INSTRUCTIONS FOR THE TASK
Go through the material below and report how many lines contain "name". Give only the number.

━━━━━ DATA SHOWN ━━━━━

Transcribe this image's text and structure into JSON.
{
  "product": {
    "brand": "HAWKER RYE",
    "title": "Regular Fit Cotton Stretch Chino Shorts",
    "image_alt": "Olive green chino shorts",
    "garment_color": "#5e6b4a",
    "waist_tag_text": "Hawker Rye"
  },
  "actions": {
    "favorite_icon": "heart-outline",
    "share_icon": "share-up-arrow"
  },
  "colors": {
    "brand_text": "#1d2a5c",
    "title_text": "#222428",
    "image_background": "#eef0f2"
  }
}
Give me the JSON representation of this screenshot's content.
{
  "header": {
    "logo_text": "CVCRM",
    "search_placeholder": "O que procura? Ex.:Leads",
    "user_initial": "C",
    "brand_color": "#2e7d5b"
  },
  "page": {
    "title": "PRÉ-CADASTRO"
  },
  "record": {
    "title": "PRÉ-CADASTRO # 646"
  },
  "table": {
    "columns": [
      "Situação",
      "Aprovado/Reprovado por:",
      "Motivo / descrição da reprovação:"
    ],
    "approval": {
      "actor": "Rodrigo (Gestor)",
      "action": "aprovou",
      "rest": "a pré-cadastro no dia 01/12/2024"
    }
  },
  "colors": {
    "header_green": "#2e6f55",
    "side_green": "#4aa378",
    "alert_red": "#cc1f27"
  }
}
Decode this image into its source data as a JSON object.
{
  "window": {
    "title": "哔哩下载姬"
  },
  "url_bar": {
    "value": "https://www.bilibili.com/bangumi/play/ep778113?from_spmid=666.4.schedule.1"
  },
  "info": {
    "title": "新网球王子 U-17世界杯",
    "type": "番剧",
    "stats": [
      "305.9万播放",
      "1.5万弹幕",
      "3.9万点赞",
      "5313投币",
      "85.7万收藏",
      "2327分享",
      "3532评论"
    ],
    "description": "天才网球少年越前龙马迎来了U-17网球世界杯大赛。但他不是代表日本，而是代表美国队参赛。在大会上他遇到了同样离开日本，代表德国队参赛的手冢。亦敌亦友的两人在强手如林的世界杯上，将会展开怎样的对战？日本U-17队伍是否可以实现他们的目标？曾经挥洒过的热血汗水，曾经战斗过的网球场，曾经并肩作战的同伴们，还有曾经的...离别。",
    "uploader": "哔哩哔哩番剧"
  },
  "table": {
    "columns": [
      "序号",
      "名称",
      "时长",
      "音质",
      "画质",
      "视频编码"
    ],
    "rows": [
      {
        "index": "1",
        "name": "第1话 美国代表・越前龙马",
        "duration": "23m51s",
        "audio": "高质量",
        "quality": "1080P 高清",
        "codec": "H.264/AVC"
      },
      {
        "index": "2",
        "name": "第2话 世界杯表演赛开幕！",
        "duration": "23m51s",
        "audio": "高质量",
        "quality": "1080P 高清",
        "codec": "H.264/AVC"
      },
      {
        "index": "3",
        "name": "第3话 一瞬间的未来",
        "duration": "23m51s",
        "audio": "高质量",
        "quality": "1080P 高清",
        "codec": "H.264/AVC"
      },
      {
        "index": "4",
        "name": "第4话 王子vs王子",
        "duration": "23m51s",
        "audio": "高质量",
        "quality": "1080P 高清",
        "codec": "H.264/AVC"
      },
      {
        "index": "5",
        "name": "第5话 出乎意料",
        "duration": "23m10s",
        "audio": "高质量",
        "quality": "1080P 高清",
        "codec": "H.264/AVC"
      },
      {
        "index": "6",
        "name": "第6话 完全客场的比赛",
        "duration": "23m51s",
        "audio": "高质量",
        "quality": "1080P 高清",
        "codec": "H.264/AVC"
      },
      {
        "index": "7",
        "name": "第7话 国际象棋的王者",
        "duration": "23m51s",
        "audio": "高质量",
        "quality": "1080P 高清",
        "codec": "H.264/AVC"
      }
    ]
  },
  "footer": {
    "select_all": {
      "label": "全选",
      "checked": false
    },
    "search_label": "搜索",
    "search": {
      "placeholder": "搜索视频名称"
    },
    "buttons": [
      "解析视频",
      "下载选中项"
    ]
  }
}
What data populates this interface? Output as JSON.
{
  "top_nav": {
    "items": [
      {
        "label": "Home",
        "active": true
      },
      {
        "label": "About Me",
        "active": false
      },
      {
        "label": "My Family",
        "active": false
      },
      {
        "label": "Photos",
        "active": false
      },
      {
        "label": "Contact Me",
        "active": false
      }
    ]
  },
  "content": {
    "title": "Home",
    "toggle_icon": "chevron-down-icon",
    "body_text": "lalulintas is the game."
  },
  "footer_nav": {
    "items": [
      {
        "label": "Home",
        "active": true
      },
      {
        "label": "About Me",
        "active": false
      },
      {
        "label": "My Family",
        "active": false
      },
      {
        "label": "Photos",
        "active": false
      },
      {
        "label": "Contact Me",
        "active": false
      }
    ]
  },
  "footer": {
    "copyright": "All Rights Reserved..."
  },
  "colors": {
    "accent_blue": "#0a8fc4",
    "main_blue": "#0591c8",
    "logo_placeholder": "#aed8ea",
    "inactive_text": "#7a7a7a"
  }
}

━━━━━

EXERCISE ANSWER
7